▸ RECORDS SHOWN
□ □ □

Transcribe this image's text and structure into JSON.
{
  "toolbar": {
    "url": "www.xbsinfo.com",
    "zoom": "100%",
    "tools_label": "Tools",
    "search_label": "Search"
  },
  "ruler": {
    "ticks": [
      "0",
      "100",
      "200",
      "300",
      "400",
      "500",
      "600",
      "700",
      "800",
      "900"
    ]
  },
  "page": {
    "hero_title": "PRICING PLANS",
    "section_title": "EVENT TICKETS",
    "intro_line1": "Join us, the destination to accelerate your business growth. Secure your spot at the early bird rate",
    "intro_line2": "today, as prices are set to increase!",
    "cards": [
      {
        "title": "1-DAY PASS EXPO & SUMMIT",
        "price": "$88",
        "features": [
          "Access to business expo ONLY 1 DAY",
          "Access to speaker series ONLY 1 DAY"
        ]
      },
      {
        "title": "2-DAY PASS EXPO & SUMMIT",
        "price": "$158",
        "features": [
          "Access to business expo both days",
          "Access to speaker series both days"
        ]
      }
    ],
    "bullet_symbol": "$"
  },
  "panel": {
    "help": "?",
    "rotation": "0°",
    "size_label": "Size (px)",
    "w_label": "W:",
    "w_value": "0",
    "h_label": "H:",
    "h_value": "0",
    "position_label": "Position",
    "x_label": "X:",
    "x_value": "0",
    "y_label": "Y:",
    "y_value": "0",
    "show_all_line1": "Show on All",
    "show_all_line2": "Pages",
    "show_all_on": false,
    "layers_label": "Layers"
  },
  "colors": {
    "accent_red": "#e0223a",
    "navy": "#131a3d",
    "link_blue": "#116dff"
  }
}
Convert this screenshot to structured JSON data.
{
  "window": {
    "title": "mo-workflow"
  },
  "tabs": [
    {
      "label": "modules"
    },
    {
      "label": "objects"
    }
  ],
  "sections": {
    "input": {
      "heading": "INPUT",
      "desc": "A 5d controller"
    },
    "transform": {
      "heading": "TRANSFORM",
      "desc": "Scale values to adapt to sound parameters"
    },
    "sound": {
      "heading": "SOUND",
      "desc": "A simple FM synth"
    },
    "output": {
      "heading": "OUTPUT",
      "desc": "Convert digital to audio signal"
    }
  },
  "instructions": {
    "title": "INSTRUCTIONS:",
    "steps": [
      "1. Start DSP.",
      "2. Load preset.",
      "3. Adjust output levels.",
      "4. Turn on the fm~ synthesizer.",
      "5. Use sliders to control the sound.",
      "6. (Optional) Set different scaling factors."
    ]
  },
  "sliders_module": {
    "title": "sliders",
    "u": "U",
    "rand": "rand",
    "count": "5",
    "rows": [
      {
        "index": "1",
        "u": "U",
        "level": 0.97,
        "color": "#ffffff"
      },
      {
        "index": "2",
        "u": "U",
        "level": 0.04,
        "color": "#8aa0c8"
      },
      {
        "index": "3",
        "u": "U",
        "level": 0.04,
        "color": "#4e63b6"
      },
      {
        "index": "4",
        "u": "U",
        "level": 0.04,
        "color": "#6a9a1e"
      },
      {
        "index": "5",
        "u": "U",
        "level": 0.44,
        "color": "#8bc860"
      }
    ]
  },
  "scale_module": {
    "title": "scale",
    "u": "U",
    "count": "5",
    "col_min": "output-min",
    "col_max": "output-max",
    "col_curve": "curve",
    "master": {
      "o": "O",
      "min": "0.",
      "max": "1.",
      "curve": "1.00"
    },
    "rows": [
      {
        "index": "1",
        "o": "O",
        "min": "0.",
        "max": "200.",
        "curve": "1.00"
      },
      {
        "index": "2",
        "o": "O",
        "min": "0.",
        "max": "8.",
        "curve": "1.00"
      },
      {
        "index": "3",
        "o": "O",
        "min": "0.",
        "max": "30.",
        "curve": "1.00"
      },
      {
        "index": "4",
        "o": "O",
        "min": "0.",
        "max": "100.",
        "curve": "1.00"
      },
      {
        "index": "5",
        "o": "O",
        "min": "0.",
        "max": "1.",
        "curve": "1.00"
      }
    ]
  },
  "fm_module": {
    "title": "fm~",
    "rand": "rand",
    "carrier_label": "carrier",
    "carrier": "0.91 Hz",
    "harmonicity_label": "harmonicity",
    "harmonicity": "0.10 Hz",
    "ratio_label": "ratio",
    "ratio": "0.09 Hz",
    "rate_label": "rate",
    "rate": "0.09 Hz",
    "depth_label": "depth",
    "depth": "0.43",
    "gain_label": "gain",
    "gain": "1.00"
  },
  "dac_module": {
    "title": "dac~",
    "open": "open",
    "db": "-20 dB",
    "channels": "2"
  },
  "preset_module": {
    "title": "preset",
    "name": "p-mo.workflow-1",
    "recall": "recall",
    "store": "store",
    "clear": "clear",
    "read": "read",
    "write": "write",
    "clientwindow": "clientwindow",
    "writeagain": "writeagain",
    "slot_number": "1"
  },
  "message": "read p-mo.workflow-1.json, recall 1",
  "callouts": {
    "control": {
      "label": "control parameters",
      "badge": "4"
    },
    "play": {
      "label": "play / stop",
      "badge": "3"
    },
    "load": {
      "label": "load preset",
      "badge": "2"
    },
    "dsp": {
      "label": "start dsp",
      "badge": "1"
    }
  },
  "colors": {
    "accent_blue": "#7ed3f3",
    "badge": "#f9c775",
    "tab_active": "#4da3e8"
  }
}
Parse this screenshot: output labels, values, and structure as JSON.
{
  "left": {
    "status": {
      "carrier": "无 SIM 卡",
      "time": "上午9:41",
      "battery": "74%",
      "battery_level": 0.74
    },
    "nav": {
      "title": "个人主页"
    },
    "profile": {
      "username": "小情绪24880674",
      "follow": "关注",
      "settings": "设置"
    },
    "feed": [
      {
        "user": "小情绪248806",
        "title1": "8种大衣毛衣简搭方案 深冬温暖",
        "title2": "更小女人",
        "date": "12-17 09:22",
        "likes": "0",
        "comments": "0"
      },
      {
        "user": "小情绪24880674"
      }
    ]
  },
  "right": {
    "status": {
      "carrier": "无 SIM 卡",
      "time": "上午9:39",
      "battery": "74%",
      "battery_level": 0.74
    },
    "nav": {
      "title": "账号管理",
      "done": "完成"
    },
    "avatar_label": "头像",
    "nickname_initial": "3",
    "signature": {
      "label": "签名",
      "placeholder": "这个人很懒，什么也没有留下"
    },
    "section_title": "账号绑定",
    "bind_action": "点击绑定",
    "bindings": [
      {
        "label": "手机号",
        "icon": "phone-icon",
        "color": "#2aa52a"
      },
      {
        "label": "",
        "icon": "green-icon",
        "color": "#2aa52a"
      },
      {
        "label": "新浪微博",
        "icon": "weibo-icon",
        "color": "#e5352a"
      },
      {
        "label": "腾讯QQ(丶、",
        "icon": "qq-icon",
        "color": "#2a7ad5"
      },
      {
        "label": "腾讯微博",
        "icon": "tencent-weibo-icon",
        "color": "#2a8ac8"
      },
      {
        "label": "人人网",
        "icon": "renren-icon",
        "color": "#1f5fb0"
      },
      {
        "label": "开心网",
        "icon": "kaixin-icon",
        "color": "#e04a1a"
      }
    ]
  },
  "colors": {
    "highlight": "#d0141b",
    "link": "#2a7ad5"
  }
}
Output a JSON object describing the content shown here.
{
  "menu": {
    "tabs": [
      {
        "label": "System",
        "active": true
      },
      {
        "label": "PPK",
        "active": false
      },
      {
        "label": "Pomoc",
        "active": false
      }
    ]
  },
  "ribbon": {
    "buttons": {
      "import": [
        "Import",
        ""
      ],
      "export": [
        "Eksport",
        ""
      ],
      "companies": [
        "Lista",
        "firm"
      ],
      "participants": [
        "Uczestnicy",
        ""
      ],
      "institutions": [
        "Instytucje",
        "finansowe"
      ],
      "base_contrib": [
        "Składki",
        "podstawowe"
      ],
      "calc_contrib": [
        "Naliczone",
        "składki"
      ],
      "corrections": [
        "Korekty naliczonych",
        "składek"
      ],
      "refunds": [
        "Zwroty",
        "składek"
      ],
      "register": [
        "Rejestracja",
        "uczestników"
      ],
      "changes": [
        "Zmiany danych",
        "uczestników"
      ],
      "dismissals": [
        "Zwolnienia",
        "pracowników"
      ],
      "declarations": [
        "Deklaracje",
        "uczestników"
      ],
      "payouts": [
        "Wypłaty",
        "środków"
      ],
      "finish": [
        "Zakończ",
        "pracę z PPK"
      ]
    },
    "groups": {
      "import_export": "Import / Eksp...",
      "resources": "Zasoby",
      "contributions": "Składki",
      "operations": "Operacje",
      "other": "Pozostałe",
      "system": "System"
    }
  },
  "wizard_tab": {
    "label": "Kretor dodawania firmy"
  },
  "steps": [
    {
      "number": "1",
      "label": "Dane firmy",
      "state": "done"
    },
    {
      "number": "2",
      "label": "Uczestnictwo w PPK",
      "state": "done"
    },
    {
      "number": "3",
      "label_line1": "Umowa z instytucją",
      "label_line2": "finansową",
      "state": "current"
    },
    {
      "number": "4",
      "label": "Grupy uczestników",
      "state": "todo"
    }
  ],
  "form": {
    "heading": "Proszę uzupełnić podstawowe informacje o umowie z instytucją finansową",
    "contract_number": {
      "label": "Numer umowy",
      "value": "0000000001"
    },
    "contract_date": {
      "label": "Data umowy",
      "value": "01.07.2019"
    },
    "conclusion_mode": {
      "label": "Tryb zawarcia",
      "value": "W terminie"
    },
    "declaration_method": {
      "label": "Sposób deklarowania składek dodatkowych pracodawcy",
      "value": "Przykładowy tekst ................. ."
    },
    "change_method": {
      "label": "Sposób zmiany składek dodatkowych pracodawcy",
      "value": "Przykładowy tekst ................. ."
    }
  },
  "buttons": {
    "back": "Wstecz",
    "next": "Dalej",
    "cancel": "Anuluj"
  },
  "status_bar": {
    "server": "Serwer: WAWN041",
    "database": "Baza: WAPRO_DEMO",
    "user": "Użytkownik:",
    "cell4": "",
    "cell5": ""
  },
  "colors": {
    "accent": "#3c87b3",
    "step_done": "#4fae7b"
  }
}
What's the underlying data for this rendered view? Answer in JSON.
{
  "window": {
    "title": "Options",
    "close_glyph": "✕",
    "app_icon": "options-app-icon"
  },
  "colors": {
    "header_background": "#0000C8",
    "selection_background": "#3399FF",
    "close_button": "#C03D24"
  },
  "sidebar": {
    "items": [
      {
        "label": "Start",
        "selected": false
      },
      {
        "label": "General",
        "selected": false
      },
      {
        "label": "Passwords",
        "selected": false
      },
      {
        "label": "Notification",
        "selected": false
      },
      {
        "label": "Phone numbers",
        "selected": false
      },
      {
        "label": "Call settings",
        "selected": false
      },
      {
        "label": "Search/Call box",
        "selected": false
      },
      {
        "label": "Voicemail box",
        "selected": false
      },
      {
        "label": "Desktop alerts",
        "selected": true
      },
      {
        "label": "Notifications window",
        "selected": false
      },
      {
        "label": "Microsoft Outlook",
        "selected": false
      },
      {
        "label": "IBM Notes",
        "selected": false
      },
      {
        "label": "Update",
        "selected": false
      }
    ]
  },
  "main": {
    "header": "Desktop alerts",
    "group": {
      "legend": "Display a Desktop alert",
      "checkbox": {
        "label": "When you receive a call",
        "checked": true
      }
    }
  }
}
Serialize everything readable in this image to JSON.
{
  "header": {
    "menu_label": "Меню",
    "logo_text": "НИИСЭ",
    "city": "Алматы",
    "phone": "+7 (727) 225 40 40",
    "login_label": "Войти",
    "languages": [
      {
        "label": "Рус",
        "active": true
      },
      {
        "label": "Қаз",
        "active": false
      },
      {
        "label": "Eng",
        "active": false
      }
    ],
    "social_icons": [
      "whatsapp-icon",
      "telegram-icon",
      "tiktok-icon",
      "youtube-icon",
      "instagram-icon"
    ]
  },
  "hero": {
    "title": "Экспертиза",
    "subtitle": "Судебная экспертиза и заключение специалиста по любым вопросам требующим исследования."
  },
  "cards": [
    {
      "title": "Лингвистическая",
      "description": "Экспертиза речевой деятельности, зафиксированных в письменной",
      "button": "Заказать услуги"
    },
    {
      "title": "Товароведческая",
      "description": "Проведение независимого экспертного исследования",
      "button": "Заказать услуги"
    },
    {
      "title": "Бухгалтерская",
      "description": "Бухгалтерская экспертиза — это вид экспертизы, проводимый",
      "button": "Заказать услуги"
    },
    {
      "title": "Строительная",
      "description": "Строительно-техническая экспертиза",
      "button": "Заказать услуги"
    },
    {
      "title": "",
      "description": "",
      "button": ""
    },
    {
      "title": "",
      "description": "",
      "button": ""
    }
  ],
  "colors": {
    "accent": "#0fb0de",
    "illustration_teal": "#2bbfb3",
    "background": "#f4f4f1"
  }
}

□ □ □

▸ WHAT TO PRODUCE
Give only the count of lines in the data that include the string "исследования".

▸ RESPONSE TO THE TASK
2